Stated goal
Return the whole listing exactly as it stands.

Records shown
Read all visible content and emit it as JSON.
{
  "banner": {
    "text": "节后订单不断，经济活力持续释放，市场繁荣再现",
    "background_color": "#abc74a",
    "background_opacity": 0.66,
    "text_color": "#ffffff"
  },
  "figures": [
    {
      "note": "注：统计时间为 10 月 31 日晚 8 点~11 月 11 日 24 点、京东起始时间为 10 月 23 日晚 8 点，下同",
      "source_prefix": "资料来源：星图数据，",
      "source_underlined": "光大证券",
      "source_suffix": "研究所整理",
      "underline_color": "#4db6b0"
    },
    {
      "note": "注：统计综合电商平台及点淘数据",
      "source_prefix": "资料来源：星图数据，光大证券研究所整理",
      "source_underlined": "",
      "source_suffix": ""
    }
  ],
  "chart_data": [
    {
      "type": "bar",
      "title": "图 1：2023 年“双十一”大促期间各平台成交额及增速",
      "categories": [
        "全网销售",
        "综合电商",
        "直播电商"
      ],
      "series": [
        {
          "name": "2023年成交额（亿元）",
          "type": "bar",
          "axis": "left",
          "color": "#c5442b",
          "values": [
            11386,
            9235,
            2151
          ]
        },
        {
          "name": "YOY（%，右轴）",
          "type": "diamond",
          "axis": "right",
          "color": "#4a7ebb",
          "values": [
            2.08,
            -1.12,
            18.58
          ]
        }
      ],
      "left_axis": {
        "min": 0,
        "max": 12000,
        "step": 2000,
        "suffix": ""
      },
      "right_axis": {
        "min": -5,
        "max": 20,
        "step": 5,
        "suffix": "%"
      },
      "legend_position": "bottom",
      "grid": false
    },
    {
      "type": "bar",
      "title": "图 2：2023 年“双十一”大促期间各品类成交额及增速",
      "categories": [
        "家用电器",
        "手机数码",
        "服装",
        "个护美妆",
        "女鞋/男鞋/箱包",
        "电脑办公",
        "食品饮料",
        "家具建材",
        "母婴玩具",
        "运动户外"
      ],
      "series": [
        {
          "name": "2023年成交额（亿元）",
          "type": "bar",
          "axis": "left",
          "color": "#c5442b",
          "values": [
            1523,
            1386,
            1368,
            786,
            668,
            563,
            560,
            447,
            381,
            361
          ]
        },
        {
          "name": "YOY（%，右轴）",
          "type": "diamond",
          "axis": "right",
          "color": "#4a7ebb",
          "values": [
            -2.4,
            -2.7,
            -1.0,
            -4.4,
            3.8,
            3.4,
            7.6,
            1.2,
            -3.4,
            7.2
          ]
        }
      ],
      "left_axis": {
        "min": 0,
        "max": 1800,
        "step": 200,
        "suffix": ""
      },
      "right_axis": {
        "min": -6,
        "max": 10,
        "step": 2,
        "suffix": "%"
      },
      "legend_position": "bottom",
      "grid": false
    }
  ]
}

Written solution
Read all visible content and emit it as JSON.
{
  "banner": {
    "text": "节后订单不断，经济活力持续释放，市场繁荣再现",
    "background_color": "#abc74a",
    "background_opacity": 0.66,
    "text_color": "#ffffff"
  },
  "figures": [
    {
      "note": "注：统计时间为 10 月 31 日晚 8 点~11 月 11 日 24 点、京东起始时间为 10 月 23 日晚 8 点，下同",
      "source_prefix": "资料来源：星图数据，",
      "source_underlined": "光大证券",
      "source_suffix": "研究所整理",
      "underline_color": "#4db6b0"
    },
    {
      "note": "注：统计综合电商平台及点淘数据",
      "source_prefix": "资料来源：星图数据，光大证券研究所整理",
      "source_underlined": "",
      "source_suffix": ""
    }
  ],
  "chart_data": [
    {
      "type": "bar",
      "title": "图 1：2023 年“双十一”大促期间各平台成交额及增速",
      "categories": [
        "全网销售",
        "综合电商",
        "直播电商"
      ],
      "series": [
        {
          "name": "2023年成交额（亿元）",
          "type": "bar",
          "axis": "left",
          "color": "#c5442b",
          "values": [
            11386,
            9235,
            2151
          ]
        },
        {
          "name": "YOY（%，右轴）",
          "type": "diamond",
          "axis": "right",
          "color": "#4a7ebb",
          "values": [
            2.08,
            -1.12,
            18.58
          ]
        }
      ],
      "left_axis": {
        "min": 0,
        "max": 12000,
        "step": 2000,
        "suffix": ""
      },
      "right_axis": {
        "min": -5,
        "max": 20,
        "step": 5,
        "suffix": "%"
      },
      "legend_position": "bottom",
      "grid": false
    },
    {
      "type": "bar",
      "title": "图 2：2023 年“双十一”大促期间各品类成交额及增速",
      "categories": [
        "家用电器",
        "手机数码",
        "服装",
        "个护美妆",
        "女鞋/男鞋/箱包",
        "电脑办公",
        "食品饮料",
        "家具建材",
        "母婴玩具",
        "运动户外"
      ],
      "series": [
        {
          "name": "2023年成交额（亿元）",
          "type": "bar",
          "axis": "left",
          "color": "#c5442b",
          "values": [
            1523,
            1386,
            1368,
            786,
            668,
            563,
            560,
            447,
            381,
            361
          ]
        },
        {
          "name": "YOY（%，右轴）",
          "type": "diamond",
          "axis": "right",
          "color": "#4a7ebb",
          "values": [
            -2.4,
            -2.7,
            -1.0,
            -4.4,
            3.8,
            3.4,
            7.6,
            1.2,
            -3.4,
            7.2
          ]
        }
      ],
      "left_axis": {
        "min": 0,
        "max": 1800,
        "step": 200,
        "suffix": ""
      },
      "right_axis": {
        "min": -6,
        "max": 10,
        "step": 2,
        "suffix": "%"
      },
      "legend_position": "bottom",
      "grid": false
    }
  ]
}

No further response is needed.